- _Provided entries_
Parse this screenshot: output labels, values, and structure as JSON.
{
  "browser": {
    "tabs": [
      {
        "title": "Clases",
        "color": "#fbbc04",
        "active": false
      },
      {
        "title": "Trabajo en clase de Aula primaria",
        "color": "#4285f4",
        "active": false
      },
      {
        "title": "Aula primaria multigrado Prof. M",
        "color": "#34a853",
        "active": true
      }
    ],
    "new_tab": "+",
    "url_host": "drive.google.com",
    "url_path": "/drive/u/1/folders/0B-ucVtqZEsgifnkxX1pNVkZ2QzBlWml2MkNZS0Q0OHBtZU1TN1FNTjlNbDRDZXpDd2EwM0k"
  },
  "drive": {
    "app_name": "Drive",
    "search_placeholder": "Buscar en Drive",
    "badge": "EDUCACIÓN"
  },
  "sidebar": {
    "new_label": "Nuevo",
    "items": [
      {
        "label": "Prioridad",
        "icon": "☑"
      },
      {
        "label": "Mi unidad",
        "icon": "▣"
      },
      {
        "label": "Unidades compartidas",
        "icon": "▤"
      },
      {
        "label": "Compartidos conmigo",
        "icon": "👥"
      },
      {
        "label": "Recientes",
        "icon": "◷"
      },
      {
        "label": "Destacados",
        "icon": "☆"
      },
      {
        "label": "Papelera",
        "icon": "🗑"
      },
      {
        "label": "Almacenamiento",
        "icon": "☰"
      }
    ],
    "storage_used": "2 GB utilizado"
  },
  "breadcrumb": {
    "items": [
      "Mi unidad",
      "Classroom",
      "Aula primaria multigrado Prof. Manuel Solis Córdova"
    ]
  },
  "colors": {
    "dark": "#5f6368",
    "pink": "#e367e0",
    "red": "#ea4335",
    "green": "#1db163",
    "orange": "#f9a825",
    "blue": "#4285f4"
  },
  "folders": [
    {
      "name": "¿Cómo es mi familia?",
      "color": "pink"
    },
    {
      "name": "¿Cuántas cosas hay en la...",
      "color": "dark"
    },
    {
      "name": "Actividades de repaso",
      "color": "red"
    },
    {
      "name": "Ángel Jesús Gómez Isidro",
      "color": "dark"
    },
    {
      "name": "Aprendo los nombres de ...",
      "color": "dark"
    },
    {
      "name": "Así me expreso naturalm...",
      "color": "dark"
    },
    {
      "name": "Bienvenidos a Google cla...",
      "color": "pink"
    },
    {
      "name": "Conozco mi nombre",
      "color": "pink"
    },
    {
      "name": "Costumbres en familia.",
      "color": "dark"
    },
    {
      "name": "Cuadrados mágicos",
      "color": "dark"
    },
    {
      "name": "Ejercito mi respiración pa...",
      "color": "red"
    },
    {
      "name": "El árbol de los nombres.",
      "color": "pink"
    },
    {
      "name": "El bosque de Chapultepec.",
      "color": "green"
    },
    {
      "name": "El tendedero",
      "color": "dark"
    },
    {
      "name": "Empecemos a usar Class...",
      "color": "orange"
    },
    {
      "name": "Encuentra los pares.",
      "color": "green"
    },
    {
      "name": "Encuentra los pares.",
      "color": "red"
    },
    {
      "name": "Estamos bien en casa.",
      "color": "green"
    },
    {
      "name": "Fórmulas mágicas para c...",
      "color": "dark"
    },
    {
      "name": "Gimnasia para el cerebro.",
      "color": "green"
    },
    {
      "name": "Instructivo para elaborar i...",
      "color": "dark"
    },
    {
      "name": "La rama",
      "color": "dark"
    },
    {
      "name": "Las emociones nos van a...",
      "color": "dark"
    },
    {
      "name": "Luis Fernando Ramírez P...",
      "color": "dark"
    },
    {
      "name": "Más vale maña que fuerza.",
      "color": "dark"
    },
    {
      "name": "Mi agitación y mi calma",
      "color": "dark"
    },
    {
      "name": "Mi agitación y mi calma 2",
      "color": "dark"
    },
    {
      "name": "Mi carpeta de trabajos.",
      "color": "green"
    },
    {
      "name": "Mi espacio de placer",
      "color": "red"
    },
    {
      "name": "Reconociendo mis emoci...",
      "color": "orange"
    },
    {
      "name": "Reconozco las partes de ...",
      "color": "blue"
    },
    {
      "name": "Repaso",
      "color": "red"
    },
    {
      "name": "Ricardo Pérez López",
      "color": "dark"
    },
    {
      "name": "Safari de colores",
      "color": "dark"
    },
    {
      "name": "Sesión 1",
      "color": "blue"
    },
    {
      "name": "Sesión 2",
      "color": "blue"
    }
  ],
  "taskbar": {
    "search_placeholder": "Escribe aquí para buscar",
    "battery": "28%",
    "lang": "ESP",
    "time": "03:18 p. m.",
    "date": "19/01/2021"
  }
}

- _What is expected_
The data above must be returned in full, exactly as written.

- _The solution_
Parse this screenshot: output labels, values, and structure as JSON.
{
  "browser": {
    "tabs": [
      {
        "title": "Clases",
        "color": "#fbbc04",
        "active": false
      },
      {
        "title": "Trabajo en clase de Aula primaria",
        "color": "#4285f4",
        "active": false
      },
      {
        "title": "Aula primaria multigrado Prof. M",
        "color": "#34a853",
        "active": true
      }
    ],
    "new_tab": "+",
    "url_host": "drive.google.com",
    "url_path": "/drive/u/1/folders/0B-ucVtqZEsgifnkxX1pNVkZ2QzBlWml2MkNZS0Q0OHBtZU1TN1FNTjlNbDRDZXpDd2EwM0k"
  },
  "drive": {
    "app_name": "Drive",
    "search_placeholder": "Buscar en Drive",
    "badge": "EDUCACIÓN"
  },
  "sidebar": {
    "new_label": "Nuevo",
    "items": [
      {
        "label": "Prioridad",
        "icon": "☑"
      },
      {
        "label": "Mi unidad",
        "icon": "▣"
      },
      {
        "label": "Unidades compartidas",
        "icon": "▤"
      },
      {
        "label": "Compartidos conmigo",
        "icon": "👥"
      },
      {
        "label": "Recientes",
        "icon": "◷"
      },
      {
        "label": "Destacados",
        "icon": "☆"
      },
      {
        "label": "Papelera",
        "icon": "🗑"
      },
      {
        "label": "Almacenamiento",
        "icon": "☰"
      }
    ],
    "storage_used": "2 GB utilizado"
  },
  "breadcrumb": {
    "items": [
      "Mi unidad",
      "Classroom",
      "Aula primaria multigrado Prof. Manuel Solis Córdova"
    ]
  },
  "colors": {
    "dark": "#5f6368",
    "pink": "#e367e0",
    "red": "#ea4335",
    "green": "#1db163",
    "orange": "#f9a825",
    "blue": "#4285f4"
  },
  "folders": [
    {
      "name": "¿Cómo es mi familia?",
      "color": "pink"
    },
    {
      "name": "¿Cuántas cosas hay en la...",
      "color": "dark"
    },
    {
      "name": "Actividades de repaso",
      "color": "red"
    },
    {
      "name": "Ángel Jesús Gómez Isidro",
      "color": "dark"
    },
    {
      "name": "Aprendo los nombres de ...",
      "color": "dark"
    },
    {
      "name": "Así me expreso naturalm...",
      "color": "dark"
    },
    {
      "name": "Bienvenidos a Google cla...",
      "color": "pink"
    },
    {
      "name": "Conozco mi nombre",
      "color": "pink"
    },
    {
      "name": "Costumbres en familia.",
      "color": "dark"
    },
    {
      "name": "Cuadrados mágicos",
      "color": "dark"
    },
    {
      "name": "Ejercito mi respiración pa...",
      "color": "red"
    },
    {
      "name": "El árbol de los nombres.",
      "color": "pink"
    },
    {
      "name": "El bosque de Chapultepec.",
      "color": "green"
    },
    {
      "name": "El tendedero",
      "color": "dark"
    },
    {
      "name": "Empecemos a usar Class...",
      "color": "orange"
    },
    {
      "name": "Encuentra los pares.",
      "color": "green"
    },
    {
      "name": "Encuentra los pares.",
      "color": "red"
    },
    {
      "name": "Estamos bien en casa.",
      "color": "green"
    },
    {
      "name": "Fórmulas mágicas para c...",
      "color": "dark"
    },
    {
      "name": "Gimnasia para el cerebro.",
      "color": "green"
    },
    {
      "name": "Instructivo para elaborar i...",
      "color": "dark"
    },
    {
      "name": "La rama",
      "color": "dark"
    },
    {
      "name": "Las emociones nos van a...",
      "color": "dark"
    },
    {
      "name": "Luis Fernando Ramírez P...",
      "color": "dark"
    },
    {
      "name": "Más vale maña que fuerza.",
      "color": "dark"
    },
    {
      "name": "Mi agitación y mi calma",
      "color": "dark"
    },
    {
      "name": "Mi agitación y mi calma 2",
      "color": "dark"
    },
    {
      "name": "Mi carpeta de trabajos.",
      "color": "green"
    },
    {
      "name": "Mi espacio de placer",
      "color": "red"
    },
    {
      "name": "Reconociendo mis emoci...",
      "color": "orange"
    },
    {
      "name": "Reconozco las partes de ...",
      "color": "blue"
    },
    {
      "name": "Repaso",
      "color": "red"
    },
    {
      "name": "Ricardo Pérez López",
      "color": "dark"
    },
    {
      "name": "Safari de colores",
      "color": "dark"
    },
    {
      "name": "Sesión 1",
      "color": "blue"
    },
    {
      "name": "Sesión 2",
      "color": "blue"
    }
  ],
  "taskbar": {
    "search_placeholder": "Escribe aquí para buscar",
    "battery": "28%",
    "lang": "ESP",
    "time": "03:18 p. m.",
    "date": "19/01/2021"
  }
}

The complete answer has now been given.